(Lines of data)
= = = = =
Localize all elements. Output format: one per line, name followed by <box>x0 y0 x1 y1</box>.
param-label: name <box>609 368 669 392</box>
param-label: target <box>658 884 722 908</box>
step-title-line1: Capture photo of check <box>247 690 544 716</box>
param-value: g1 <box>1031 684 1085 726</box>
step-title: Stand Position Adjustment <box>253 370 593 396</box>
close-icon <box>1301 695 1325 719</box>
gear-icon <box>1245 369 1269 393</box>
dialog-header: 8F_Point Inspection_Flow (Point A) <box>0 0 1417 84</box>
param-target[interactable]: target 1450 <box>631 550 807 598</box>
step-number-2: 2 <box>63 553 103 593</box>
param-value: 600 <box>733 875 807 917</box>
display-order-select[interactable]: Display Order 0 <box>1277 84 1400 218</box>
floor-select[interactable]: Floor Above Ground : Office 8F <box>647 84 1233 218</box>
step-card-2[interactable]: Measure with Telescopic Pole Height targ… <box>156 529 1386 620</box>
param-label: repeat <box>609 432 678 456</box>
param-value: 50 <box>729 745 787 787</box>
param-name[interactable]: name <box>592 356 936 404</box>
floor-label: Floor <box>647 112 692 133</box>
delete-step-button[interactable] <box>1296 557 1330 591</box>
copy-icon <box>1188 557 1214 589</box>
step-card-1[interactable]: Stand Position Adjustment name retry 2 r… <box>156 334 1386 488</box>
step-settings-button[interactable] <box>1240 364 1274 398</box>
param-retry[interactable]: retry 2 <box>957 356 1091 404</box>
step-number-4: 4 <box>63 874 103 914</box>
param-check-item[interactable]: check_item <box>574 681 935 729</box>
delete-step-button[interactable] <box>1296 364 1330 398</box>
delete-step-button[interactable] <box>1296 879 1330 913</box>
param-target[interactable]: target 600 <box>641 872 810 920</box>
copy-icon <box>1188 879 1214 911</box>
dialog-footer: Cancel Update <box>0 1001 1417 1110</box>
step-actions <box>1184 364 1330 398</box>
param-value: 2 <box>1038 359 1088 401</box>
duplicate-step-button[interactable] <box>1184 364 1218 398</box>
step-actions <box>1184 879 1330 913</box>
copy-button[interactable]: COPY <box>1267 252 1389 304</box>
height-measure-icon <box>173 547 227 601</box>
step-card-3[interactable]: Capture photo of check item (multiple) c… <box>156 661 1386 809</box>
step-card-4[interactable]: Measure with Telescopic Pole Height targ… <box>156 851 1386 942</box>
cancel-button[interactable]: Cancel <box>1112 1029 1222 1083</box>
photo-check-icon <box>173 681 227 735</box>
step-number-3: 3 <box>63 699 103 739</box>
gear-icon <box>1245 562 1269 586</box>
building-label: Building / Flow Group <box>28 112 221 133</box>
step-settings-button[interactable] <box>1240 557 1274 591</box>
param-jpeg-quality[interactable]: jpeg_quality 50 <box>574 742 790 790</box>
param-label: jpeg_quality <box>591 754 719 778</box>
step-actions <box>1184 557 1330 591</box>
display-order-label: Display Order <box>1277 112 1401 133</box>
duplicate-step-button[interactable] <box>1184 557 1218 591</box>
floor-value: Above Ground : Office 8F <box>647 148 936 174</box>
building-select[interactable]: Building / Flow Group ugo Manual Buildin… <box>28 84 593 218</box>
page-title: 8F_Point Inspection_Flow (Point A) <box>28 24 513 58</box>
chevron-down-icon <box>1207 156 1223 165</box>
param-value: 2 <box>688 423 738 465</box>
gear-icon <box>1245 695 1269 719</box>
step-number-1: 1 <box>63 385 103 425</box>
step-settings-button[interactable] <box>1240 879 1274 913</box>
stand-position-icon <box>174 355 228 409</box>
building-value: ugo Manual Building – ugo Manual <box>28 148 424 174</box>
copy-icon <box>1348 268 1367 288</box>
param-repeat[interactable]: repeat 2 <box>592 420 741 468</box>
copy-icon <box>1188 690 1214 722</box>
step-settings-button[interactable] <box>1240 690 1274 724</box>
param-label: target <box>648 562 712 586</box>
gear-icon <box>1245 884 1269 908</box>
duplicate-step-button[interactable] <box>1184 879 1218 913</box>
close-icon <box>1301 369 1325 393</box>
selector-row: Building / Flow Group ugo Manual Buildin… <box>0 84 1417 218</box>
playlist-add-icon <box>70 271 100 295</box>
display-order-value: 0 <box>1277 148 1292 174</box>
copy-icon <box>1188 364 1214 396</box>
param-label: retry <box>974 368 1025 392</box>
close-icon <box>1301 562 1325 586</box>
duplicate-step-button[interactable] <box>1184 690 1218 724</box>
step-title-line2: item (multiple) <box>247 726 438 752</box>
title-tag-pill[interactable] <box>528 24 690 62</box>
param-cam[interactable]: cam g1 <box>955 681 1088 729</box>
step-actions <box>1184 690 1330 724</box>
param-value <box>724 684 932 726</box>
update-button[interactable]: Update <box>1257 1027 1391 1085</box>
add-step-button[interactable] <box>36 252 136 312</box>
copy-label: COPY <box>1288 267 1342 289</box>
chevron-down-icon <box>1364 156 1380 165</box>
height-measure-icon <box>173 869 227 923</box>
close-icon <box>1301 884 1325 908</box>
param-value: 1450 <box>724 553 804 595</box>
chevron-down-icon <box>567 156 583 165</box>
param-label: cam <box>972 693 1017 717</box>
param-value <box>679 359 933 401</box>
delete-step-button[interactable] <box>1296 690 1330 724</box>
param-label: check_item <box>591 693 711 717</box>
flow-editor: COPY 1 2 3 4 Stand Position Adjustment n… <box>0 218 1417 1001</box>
= = = = =
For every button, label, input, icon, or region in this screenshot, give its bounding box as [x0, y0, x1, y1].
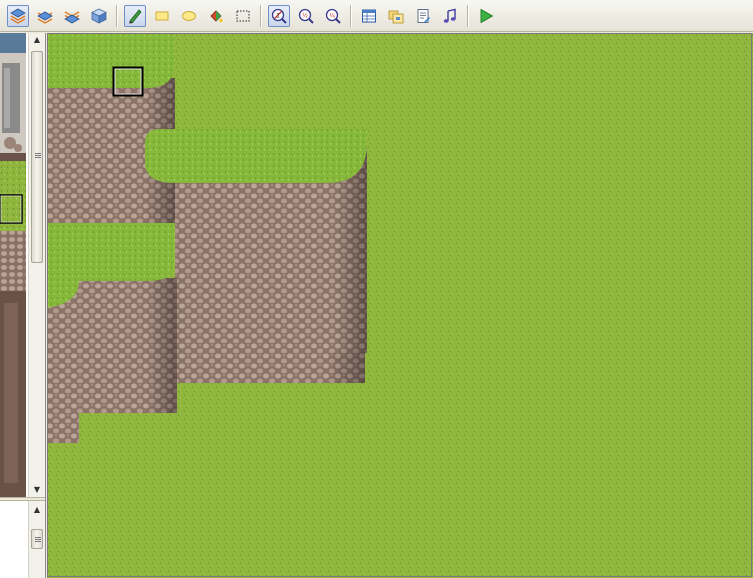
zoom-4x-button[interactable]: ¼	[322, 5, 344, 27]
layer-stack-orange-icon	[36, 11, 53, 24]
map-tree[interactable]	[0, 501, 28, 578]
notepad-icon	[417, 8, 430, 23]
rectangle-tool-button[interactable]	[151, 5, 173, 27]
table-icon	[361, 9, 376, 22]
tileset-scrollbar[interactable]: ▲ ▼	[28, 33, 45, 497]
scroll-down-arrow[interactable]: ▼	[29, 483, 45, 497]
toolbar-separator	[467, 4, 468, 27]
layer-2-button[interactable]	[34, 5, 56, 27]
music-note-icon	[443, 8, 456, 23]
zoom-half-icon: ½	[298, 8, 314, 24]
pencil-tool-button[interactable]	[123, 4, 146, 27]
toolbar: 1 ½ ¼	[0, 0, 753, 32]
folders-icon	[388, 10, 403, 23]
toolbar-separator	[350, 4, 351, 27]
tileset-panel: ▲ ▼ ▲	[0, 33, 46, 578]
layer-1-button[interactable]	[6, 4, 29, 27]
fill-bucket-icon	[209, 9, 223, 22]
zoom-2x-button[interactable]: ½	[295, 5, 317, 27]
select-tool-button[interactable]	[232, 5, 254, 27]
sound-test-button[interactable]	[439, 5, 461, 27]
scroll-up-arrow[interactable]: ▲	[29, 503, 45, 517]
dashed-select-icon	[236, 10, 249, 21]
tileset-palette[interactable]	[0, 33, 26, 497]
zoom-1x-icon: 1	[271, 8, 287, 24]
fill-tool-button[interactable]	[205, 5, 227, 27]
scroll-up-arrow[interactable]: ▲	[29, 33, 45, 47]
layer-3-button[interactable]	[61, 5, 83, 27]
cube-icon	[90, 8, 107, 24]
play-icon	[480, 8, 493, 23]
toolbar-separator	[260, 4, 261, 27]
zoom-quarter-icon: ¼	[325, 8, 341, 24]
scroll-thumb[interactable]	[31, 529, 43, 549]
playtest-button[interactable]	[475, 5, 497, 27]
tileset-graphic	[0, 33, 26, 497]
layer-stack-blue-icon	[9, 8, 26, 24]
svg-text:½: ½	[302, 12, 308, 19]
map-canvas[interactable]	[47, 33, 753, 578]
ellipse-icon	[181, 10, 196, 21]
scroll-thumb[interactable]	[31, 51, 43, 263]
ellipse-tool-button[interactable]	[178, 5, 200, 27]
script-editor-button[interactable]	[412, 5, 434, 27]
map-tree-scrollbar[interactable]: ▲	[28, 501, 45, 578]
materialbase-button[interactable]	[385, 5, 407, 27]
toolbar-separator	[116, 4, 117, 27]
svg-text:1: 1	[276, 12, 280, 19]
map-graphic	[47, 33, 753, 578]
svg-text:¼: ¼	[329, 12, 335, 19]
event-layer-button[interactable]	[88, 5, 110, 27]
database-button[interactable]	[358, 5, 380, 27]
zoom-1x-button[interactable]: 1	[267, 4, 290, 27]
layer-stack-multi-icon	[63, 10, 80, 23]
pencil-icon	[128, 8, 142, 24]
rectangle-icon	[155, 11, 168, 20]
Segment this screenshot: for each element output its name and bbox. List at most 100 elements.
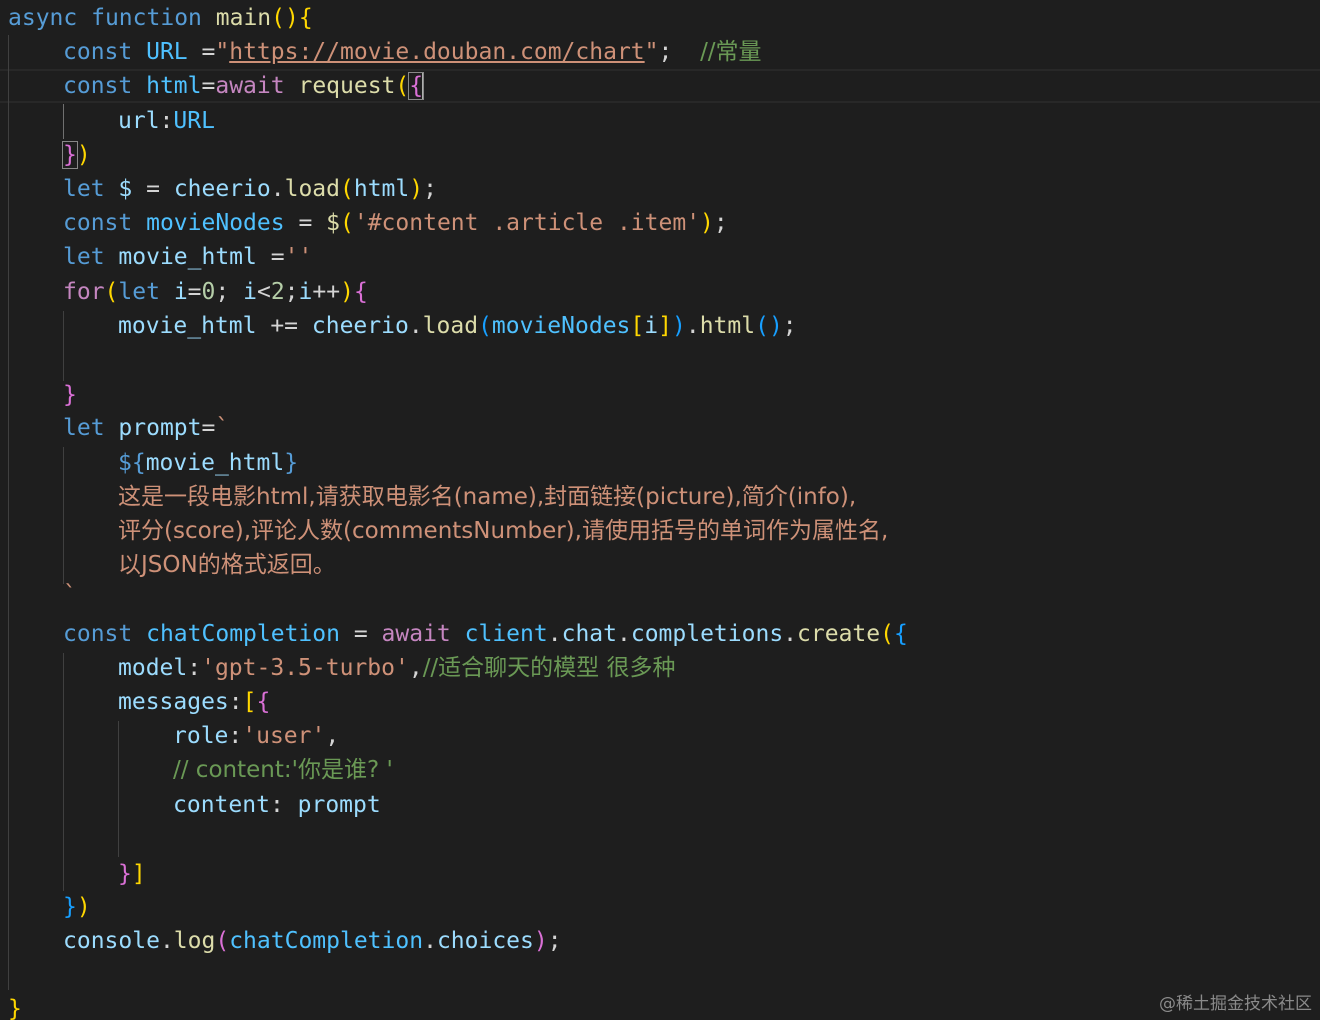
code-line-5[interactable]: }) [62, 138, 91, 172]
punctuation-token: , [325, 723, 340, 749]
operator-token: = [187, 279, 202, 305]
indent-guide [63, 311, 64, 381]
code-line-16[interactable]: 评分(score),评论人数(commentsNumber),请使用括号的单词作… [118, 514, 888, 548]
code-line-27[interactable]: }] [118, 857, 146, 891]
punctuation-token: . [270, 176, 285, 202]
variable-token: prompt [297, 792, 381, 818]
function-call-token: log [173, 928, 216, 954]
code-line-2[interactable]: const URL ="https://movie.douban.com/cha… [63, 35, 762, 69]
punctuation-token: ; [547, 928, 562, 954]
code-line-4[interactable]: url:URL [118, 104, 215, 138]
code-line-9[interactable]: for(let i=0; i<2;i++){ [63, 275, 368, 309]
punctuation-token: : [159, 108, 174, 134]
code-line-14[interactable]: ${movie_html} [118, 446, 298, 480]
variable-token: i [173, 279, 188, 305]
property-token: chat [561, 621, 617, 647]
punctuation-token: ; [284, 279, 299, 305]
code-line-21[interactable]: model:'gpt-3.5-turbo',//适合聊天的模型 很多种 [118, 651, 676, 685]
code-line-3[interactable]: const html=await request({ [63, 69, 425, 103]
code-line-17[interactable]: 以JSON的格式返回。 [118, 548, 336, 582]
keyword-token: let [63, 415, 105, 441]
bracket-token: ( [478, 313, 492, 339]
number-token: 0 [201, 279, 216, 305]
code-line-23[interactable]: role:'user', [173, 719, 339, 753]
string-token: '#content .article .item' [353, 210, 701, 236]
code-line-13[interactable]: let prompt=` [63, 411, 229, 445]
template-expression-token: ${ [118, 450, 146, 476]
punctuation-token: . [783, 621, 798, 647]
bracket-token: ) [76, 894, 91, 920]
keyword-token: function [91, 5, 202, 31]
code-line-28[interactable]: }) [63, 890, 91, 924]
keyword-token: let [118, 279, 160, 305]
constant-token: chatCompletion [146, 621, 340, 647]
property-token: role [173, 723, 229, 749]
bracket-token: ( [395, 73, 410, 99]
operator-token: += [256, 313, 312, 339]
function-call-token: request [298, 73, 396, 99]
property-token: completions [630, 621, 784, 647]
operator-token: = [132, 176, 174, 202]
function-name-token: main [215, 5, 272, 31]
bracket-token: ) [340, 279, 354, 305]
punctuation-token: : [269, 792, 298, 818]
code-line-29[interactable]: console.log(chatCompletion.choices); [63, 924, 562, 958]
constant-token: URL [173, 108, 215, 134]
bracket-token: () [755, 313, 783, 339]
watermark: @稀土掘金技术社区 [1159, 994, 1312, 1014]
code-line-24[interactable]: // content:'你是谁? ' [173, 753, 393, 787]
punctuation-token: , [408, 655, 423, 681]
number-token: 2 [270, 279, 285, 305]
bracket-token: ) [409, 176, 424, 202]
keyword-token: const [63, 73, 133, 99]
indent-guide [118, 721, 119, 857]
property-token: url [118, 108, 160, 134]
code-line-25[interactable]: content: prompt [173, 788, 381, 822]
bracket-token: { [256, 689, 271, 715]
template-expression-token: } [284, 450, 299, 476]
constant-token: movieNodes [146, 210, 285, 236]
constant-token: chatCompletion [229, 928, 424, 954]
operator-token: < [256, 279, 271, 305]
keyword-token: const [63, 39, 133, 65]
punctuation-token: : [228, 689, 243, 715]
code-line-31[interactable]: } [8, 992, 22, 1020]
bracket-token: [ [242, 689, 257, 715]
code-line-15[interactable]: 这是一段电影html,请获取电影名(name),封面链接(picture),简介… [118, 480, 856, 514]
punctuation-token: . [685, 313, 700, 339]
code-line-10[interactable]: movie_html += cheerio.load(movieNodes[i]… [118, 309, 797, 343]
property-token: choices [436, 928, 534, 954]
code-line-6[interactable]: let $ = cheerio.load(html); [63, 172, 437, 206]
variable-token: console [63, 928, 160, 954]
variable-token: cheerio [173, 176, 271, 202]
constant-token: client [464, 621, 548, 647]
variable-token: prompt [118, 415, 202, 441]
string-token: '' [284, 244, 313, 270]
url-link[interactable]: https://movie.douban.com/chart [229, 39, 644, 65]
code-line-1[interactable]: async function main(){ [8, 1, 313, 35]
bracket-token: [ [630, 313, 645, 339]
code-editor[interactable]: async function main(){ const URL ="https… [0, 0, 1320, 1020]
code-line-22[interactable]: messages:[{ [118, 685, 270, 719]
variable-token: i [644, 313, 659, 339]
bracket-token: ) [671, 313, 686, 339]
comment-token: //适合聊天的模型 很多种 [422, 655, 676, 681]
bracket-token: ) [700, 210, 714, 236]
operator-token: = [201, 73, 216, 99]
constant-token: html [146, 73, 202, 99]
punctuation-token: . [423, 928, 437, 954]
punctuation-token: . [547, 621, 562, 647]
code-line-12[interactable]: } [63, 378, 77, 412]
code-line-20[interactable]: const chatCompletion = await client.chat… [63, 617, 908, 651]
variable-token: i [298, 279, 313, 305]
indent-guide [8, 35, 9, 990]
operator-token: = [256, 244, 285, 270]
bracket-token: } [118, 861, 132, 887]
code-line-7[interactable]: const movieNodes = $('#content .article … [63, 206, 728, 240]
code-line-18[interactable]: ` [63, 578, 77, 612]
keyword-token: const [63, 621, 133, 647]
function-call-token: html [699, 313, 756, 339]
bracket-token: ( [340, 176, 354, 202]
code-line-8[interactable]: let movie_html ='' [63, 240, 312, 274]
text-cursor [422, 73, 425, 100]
= = = = =
» **Exercise prompt**
Render everything from the line containing "Localize all elements." down to the line containing "param-label: repeat <box>609" as a numbered list, skipping any blank lines.

» **Finished exercise**
1. Localize all elements. Output format: one per line, name followed by <box>x0 y0 x1 y1</box>.
2. param-label: name <box>609 368 669 392</box>
3. param-label: target <box>658 884 722 908</box>
4. step-title-line1: Capture photo of check <box>247 690 544 716</box>
5. param-value: g1 <box>1031 684 1085 726</box>
6. step-title: Stand Position Adjustment <box>253 370 593 396</box>
7. close-icon <box>1301 695 1325 719</box>
8. gear-icon <box>1245 369 1269 393</box>
9. dialog-header: 8F_Point Inspection_Flow (Point A) <box>0 0 1417 84</box>
10. param-target[interactable]: target 1450 <box>631 550 807 598</box>
11. step-number-2: 2 <box>63 553 103 593</box>
12. param-value: 600 <box>733 875 807 917</box>
13. display-order-select[interactable]: Display Order 0 <box>1277 84 1400 218</box>
14. floor-select[interactable]: Floor Above Ground : Office 8F <box>647 84 1233 218</box>
15. step-card-2[interactable]: Measure with Telescopic Pole Height targ… <box>156 529 1386 620</box>
16. param-label: repeat <box>609 432 678 456</box>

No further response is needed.